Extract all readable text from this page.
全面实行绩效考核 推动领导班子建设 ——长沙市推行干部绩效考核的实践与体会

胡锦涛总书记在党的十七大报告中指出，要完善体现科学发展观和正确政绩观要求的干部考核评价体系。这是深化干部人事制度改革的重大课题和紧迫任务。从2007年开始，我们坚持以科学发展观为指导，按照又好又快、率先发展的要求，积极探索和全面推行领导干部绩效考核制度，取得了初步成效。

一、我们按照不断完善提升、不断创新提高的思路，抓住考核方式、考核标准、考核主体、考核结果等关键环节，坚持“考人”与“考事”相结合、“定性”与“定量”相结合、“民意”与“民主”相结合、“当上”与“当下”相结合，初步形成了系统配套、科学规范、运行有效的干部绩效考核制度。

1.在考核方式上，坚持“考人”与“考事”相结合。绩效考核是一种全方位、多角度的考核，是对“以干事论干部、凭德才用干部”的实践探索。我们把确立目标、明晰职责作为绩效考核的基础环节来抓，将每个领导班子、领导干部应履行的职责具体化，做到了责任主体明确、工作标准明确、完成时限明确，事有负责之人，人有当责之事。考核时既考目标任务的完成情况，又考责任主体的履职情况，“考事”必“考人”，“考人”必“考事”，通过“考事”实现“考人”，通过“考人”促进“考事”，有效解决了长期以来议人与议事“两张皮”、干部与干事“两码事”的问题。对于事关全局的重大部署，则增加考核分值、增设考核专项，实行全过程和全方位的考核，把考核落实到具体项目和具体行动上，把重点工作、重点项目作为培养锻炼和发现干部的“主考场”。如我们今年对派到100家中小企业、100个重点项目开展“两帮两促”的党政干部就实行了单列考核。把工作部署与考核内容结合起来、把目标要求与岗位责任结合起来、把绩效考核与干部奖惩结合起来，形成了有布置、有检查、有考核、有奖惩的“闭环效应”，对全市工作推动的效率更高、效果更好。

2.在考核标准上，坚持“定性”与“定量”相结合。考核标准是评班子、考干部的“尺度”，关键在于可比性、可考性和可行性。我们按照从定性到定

____

== THE PROBLEM ==
Your task is to output all of the data above word for word.

== COMPLETE OUTPUT ==
Extract all readable text from this page.
全面实行绩效考核 推动领导班子建设 ——长沙市推行干部绩效考核的实践与体会

胡锦涛总书记在党的十七大报告中指出，要完善体现科学发展观和正确政绩观要求的干部考核评价体系。这是深化干部人事制度改革的重大课题和紧迫任务。从2007年开始，我们坚持以科学发展观为指导，按照又好又快、率先发展的要求，积极探索和全面推行领导干部绩效考核制度，取得了初步成效。

一、我们按照不断完善提升、不断创新提高的思路，抓住考核方式、考核标准、考核主体、考核结果等关键环节，坚持“考人”与“考事”相结合、“定性”与“定量”相结合、“民意”与“民主”相结合、“当上”与“当下”相结合，初步形成了系统配套、科学规范、运行有效的干部绩效考核制度。

1.在考核方式上，坚持“考人”与“考事”相结合。绩效考核是一种全方位、多角度的考核，是对“以干事论干部、凭德才用干部”的实践探索。我们把确立目标、明晰职责作为绩效考核的基础环节来抓，将每个领导班子、领导干部应履行的职责具体化，做到了责任主体明确、工作标准明确、完成时限明确，事有负责之人，人有当责之事。考核时既考目标任务的完成情况，又考责任主体的履职情况，“考事”必“考人”，“考人”必“考事”，通过“考事”实现“考人”，通过“考人”促进“考事”，有效解决了长期以来议人与议事“两张皮”、干部与干事“两码事”的问题。对于事关全局的重大部署，则增加考核分值、增设考核专项，实行全过程和全方位的考核，把考核落实到具体项目和具体行动上，把重点工作、重点项目作为培养锻炼和发现干部的“主考场”。如我们今年对派到100家中小企业、100个重点项目开展“两帮两促”的党政干部就实行了单列考核。把工作部署与考核内容结合起来、把目标要求与岗位责任结合起来、把绩效考核与干部奖惩结合起来，形成了有布置、有检查、有考核、有奖惩的“闭环效应”，对全市工作推动的效率更高、效果更好。

2.在考核标准上，坚持“定性”与“定量”相结合。考核标准是评班子、考干部的“尺度”，关键在于可比性、可考性和可行性。我们按照从定性到定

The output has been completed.